§ Data to use:
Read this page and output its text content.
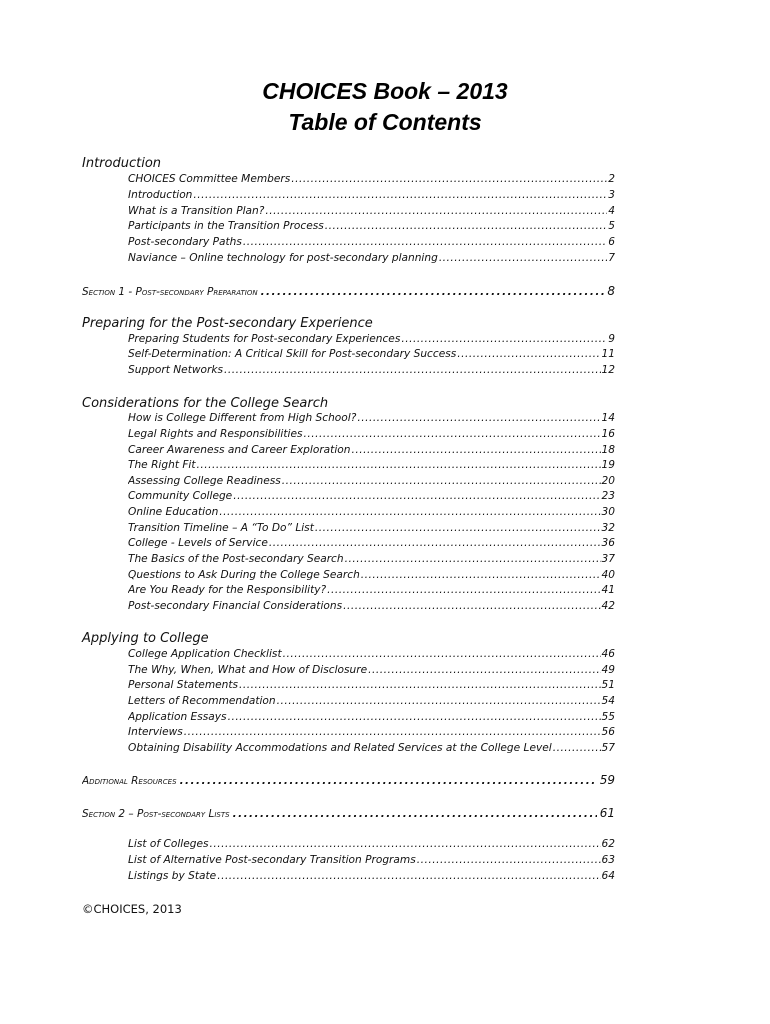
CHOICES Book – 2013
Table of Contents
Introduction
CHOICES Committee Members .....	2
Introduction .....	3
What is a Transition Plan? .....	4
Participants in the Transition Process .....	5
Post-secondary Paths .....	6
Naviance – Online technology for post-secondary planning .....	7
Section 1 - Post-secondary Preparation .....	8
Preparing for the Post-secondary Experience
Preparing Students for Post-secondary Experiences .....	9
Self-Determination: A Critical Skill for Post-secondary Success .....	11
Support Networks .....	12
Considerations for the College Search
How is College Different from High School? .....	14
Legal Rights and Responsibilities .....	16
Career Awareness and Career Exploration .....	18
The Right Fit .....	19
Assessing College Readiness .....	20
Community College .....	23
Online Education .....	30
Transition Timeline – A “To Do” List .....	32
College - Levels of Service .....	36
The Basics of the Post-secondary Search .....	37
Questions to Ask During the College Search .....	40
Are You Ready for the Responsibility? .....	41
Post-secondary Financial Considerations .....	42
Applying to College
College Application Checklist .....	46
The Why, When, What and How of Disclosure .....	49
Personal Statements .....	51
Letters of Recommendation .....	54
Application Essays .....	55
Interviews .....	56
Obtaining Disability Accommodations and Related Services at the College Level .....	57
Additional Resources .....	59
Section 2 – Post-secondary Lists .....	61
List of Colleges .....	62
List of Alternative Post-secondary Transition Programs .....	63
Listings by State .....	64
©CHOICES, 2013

§ Given exercise:
Locate each line with the word "Online" and copy it.

§ Finished exercise:
Naviance – Online technology for post-secondary planning .....	7
Online Education .....	30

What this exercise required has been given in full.